_What to work on_: Take every line from the material that has the word "выполнения" in it.

Dataset entries
━━━━━━━━━━━━━━━━━━━━

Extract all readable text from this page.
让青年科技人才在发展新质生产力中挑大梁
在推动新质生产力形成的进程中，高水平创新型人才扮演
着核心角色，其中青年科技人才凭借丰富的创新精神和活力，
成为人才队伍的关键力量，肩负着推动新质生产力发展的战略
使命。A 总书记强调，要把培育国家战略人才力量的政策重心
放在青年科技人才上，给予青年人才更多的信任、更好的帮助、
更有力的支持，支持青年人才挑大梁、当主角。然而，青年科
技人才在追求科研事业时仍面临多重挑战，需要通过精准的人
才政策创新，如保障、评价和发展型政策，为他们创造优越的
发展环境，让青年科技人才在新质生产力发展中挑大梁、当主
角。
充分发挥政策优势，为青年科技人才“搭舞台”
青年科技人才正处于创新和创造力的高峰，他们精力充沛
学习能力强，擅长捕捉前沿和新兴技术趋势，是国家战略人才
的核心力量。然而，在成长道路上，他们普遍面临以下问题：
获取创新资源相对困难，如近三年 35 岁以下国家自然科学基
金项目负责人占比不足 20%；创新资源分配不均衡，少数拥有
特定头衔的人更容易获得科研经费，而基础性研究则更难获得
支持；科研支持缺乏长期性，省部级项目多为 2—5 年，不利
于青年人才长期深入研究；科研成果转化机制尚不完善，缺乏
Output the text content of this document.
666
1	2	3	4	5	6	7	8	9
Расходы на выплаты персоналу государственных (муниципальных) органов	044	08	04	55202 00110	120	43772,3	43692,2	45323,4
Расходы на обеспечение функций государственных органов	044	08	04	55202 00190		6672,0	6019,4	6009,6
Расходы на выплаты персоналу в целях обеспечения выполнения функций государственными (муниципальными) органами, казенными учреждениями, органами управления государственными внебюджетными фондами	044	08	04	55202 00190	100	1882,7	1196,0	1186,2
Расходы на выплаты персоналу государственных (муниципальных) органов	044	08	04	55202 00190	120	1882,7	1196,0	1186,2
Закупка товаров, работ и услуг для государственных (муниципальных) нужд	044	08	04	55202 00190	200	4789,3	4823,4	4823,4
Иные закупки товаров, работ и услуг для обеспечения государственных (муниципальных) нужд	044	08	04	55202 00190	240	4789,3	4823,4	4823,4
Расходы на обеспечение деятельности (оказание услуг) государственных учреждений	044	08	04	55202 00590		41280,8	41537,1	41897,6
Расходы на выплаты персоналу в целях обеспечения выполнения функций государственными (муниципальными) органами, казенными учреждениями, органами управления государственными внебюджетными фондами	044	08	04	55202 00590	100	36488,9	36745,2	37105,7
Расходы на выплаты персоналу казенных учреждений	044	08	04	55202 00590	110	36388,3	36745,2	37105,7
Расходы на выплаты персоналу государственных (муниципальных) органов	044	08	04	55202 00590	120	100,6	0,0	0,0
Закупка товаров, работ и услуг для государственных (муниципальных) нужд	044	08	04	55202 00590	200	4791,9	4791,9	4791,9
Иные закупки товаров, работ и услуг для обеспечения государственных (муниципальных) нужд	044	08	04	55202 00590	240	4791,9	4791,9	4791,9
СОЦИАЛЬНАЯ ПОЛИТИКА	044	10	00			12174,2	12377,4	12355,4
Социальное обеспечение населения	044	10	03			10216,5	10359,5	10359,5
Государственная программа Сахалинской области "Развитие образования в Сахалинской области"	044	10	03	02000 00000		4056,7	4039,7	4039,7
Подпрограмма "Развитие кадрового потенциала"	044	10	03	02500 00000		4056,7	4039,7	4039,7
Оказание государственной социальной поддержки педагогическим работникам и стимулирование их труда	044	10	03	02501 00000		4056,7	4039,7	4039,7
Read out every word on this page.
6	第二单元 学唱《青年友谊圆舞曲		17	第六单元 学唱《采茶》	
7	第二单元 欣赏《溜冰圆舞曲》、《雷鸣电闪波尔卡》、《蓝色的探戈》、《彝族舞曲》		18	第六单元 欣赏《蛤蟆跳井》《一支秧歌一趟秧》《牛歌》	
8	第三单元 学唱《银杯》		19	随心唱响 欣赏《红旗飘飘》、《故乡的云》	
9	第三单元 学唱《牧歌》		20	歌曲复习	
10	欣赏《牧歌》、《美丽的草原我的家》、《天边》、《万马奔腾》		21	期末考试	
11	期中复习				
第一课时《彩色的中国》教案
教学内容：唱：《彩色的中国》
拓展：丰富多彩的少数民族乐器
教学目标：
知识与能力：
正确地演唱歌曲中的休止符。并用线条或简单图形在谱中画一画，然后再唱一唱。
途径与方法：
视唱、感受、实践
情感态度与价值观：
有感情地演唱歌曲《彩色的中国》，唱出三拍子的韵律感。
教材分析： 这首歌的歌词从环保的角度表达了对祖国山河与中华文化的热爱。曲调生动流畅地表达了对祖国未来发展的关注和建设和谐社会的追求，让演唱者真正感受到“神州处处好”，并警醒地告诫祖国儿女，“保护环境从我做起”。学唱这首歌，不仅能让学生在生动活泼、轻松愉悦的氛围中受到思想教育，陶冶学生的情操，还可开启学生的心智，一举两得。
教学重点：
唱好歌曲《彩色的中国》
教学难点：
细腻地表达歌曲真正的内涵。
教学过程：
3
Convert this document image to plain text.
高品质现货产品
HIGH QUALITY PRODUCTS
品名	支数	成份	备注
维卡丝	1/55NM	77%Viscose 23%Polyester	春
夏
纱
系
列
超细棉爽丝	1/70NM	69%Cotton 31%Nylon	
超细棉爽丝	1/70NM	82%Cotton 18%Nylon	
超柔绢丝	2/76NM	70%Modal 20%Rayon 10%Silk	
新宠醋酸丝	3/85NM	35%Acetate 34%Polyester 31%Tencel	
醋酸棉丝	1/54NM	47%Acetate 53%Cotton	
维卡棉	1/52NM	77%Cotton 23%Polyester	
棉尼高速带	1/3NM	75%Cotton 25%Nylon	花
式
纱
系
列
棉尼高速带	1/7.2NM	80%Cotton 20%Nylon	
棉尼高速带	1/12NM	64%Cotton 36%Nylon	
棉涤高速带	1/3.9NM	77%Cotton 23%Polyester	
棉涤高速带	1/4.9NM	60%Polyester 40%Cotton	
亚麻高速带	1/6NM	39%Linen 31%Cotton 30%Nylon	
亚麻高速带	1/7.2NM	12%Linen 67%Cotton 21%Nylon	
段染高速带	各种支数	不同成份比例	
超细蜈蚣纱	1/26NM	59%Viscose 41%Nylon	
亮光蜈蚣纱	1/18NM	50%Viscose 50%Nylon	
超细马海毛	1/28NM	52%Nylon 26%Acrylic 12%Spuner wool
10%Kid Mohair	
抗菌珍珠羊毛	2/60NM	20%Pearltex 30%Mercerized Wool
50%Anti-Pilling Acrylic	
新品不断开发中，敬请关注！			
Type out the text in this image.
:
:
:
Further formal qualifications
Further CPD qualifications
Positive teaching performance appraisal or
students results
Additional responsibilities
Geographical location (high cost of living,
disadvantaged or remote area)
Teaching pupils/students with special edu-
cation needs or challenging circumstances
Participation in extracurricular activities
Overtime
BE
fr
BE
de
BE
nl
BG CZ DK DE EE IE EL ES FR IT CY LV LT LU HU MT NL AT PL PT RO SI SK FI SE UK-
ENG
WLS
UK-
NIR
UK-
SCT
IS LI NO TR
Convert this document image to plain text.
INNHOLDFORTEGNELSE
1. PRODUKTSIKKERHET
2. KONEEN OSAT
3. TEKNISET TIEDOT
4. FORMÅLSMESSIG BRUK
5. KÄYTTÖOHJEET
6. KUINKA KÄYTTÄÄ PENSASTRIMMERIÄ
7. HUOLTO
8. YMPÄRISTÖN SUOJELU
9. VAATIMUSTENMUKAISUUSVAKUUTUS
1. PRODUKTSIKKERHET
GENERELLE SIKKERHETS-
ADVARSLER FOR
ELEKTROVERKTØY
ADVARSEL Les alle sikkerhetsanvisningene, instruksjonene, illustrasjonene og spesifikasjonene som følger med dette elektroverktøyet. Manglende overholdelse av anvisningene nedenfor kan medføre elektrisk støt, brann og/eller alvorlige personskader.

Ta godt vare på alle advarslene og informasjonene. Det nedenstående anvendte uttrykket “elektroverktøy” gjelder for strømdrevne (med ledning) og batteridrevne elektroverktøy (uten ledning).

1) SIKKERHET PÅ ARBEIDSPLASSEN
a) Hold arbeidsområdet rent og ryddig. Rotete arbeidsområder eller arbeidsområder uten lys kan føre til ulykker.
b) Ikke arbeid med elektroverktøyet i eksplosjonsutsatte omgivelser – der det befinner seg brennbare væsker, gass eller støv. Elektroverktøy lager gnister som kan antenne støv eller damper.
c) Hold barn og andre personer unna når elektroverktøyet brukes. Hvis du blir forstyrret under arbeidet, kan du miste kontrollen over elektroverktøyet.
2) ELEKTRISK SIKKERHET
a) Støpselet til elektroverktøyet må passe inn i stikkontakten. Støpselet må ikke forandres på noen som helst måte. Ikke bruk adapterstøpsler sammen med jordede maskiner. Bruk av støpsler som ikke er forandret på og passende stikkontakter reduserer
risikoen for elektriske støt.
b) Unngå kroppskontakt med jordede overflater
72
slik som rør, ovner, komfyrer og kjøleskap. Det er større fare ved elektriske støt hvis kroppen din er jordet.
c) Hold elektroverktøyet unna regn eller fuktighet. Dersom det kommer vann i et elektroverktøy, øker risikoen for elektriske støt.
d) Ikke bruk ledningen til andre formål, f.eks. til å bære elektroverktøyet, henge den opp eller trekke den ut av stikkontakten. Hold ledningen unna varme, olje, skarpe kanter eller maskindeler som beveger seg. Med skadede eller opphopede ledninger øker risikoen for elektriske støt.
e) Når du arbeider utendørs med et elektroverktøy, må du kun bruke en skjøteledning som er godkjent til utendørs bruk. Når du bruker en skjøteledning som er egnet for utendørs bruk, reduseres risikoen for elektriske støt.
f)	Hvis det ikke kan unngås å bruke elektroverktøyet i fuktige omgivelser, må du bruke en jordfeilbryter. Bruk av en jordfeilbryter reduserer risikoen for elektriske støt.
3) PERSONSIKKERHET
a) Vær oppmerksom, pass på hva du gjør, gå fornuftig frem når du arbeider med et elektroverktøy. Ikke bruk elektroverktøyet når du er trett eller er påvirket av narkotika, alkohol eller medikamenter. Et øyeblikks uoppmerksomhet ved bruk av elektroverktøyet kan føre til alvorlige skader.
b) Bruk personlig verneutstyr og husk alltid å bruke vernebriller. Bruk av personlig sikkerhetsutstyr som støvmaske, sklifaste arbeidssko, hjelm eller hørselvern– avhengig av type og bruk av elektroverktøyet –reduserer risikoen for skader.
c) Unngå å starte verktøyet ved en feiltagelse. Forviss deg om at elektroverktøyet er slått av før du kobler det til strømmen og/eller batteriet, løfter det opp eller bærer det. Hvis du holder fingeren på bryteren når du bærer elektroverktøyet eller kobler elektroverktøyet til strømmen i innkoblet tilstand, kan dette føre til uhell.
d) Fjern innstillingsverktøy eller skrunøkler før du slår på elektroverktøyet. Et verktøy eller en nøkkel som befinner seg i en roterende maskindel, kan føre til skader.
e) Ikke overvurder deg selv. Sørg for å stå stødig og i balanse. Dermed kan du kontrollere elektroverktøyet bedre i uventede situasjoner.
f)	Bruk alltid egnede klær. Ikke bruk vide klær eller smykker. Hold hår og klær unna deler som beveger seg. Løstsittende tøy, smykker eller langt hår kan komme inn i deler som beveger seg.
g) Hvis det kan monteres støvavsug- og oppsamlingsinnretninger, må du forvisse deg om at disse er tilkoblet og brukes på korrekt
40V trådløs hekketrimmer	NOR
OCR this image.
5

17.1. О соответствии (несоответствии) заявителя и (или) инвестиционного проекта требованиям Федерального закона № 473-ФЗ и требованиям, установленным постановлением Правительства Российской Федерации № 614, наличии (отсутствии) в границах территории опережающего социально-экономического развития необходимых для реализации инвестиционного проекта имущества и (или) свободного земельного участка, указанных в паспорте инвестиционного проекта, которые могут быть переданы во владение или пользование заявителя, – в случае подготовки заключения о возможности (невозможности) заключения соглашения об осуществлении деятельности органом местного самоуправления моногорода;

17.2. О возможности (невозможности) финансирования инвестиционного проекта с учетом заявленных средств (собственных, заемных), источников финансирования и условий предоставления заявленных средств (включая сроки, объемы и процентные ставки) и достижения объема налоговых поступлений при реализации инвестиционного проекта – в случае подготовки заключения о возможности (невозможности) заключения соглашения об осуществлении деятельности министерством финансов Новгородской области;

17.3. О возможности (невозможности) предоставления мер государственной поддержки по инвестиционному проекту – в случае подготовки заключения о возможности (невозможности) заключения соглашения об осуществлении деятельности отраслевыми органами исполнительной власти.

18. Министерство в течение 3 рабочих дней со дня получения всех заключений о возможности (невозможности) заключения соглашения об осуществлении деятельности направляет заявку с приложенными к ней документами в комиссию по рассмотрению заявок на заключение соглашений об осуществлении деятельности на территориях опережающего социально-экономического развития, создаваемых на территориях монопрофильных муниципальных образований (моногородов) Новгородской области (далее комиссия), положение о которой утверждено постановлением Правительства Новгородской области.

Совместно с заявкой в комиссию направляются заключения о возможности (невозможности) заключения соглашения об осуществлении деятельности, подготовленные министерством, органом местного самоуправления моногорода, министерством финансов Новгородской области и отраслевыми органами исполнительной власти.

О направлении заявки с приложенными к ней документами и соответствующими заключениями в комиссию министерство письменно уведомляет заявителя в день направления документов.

━━━━━━━━━━━━━━━━━━━━

_Full output_:
Расходы на выплаты персоналу в целях обеспечения выполнения функций государственными (муниципальными) органами, казенными учреждениями, органами управления государственными внебюджетными фондами	044	08	04	55202 00190	100	1882,7	1196,0	1186,2
Расходы на выплаты персоналу в целях обеспечения выполнения функций государственными (муниципальными) органами, казенными учреждениями, органами управления государственными внебюджетными фондами	044	08	04	55202 00590	100	36488,9	36745,2	37105,7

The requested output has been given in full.